YOUR INSTRUCTIONS: Copy nothing but the text: repeat each entry exactly and drop the images.

Data records:
--- Start ---

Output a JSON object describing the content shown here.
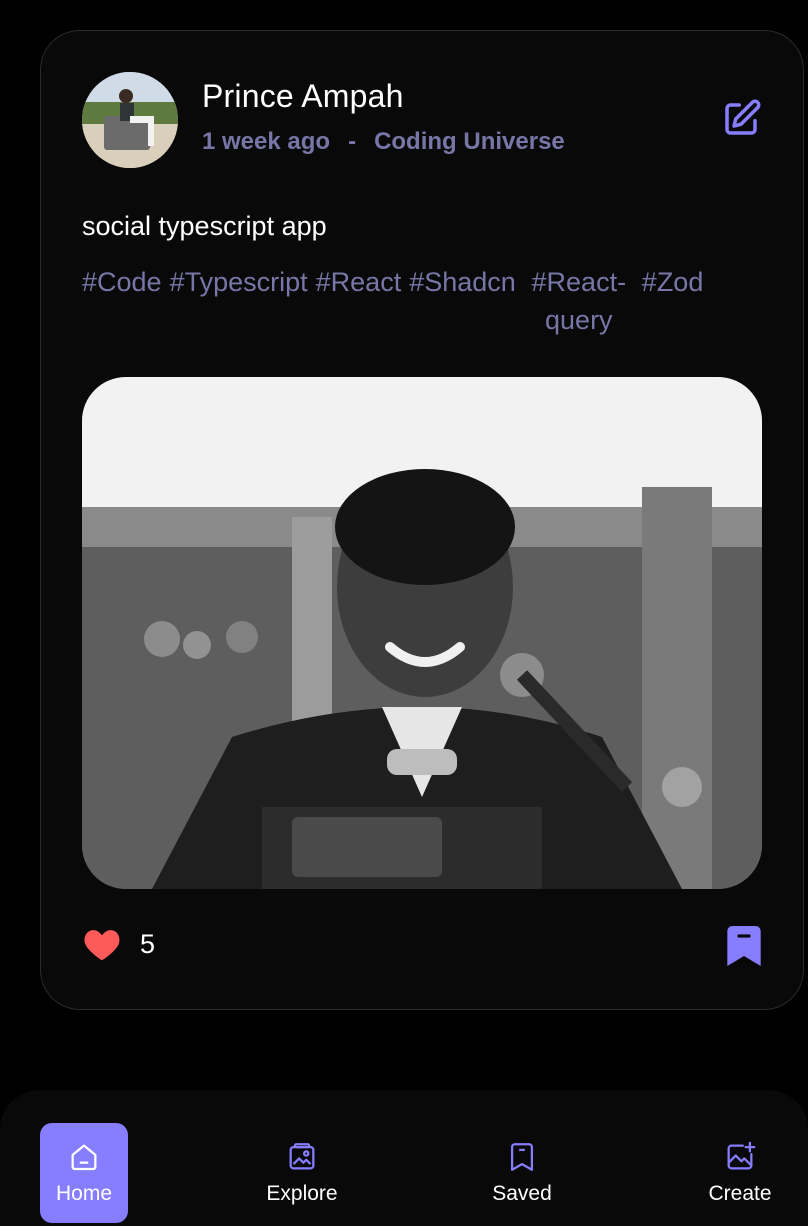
{
  "post": {
    "author_name": "Prince Ampah",
    "time_ago": "1 week ago",
    "separator": "-",
    "location": "Coding Universe",
    "caption": "social typescript app",
    "tags": [
      "#Code",
      "#Typescript",
      "#React",
      "#Shadcn",
      "#React-query",
      "#Zod"
    ],
    "likes_count": "5",
    "icons": {
      "edit": "edit-icon",
      "like": "heart-icon",
      "save": "bookmark-icon"
    }
  },
  "nav": {
    "items": [
      {
        "label": "Home",
        "icon": "home-icon",
        "active": true
      },
      {
        "label": "Explore",
        "icon": "explore-icon",
        "active": false
      },
      {
        "label": "Saved",
        "icon": "bookmark-icon",
        "active": false
      },
      {
        "label": "Create",
        "icon": "create-icon",
        "active": false
      }
    ]
  },
  "colors": {
    "background": "#000000",
    "card": "#09090a",
    "accent": "#877eff",
    "muted_text": "#7876a6",
    "like": "#ff5a5a"
  }
}
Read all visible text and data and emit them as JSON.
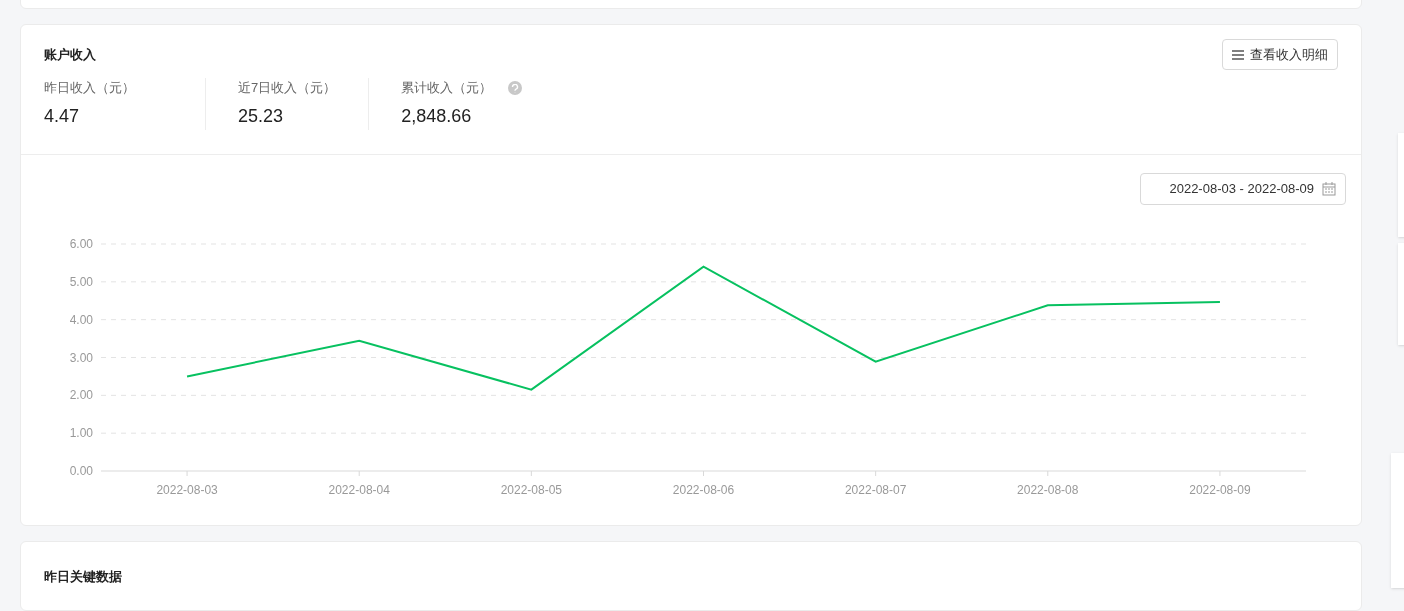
{
  "income_card": {
    "title": "账户收入",
    "detail_button": "查看收入明细",
    "stats": [
      {
        "label": "昨日收入（元）",
        "value": "4.47",
        "help": false
      },
      {
        "label": "近7日收入（元）",
        "value": "25.23",
        "help": false
      },
      {
        "label": "累计收入（元）",
        "value": "2,848.66",
        "help": true
      }
    ],
    "date_range": "2022-08-03 - 2022-08-09",
    "chart_data": {
      "type": "line",
      "categories": [
        "2022-08-03",
        "2022-08-04",
        "2022-08-05",
        "2022-08-06",
        "2022-08-07",
        "2022-08-08",
        "2022-08-09"
      ],
      "grid": true,
      "series": [
        {
          "color": "#07c160",
          "values": [
            2.5,
            3.44,
            2.15,
            5.4,
            2.89,
            4.38,
            4.47
          ]
        }
      ],
      "ylim": [
        0,
        6
      ],
      "yticks": [
        {
          "value": 0,
          "label": "0.00"
        },
        {
          "value": 1,
          "label": "1.00"
        },
        {
          "value": 2,
          "label": "2.00"
        },
        {
          "value": 3,
          "label": "3.00"
        },
        {
          "value": 4,
          "label": "4.00"
        },
        {
          "value": 5,
          "label": "5.00"
        },
        {
          "value": 6,
          "label": "6.00"
        }
      ]
    }
  },
  "key_data_card": {
    "title": "昨日关键数据"
  }
}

--- End ---

FINISHED TASK:
Output a JSON object describing the content shown here.
{
  "post": {
    "author_name": "Prince Ampah",
    "time_ago": "1 week ago",
    "separator": "-",
    "location": "Coding Universe",
    "caption": "social typescript app",
    "tags": [
      "#Code",
      "#Typescript",
      "#React",
      "#Shadcn",
      "#React-query",
      "#Zod"
    ],
    "likes_count": "5",
    "icons": {
      "edit": "edit-icon",
      "like": "heart-icon",
      "save": "bookmark-icon"
    }
  },
  "nav": {
    "items": [
      {
        "label": "Home",
        "icon": "home-icon",
        "active": true
      },
      {
        "label": "Explore",
        "icon": "explore-icon",
        "active": false
      },
      {
        "label": "Saved",
        "icon": "bookmark-icon",
        "active": false
      },
      {
        "label": "Create",
        "icon": "create-icon",
        "active": false
      }
    ]
  },
  "colors": {
    "background": "#000000",
    "card": "#09090a",
    "accent": "#877eff",
    "muted_text": "#7876a6",
    "like": "#ff5a5a"
  }
}
Read all visible text and data and emit them as JSON.
{
  "income_card": {
    "title": "账户收入",
    "detail_button": "查看收入明细",
    "stats": [
      {
        "label": "昨日收入（元）",
        "value": "4.47",
        "help": false
      },
      {
        "label": "近7日收入（元）",
        "value": "25.23",
        "help": false
      },
      {
        "label": "累计收入（元）",
        "value": "2,848.66",
        "help": true
      }
    ],
    "date_range": "2022-08-03 - 2022-08-09",
    "chart_data": {
      "type": "line",
      "categories": [
        "2022-08-03",
        "2022-08-04",
        "2022-08-05",
        "2022-08-06",
        "2022-08-07",
        "2022-08-08",
        "2022-08-09"
      ],
      "grid": true,
      "series": [
        {
          "color": "#07c160",
          "values": [
            2.5,
            3.44,
            2.15,
            5.4,
            2.89,
            4.38,
            4.47
          ]
        }
      ],
      "ylim": [
        0,
        6
      ],
      "yticks": [
        {
          "value": 0,
          "label": "0.00"
        },
        {
          "value": 1,
          "label": "1.00"
        },
        {
          "value": 2,
          "label": "2.00"
        },
        {
          "value": 3,
          "label": "3.00"
        },
        {
          "value": 4,
          "label": "4.00"
        },
        {
          "value": 5,
          "label": "5.00"
        },
        {
          "value": 6,
          "label": "6.00"
        }
      ]
    }
  },
  "key_data_card": {
    "title": "昨日关键数据"
  }
}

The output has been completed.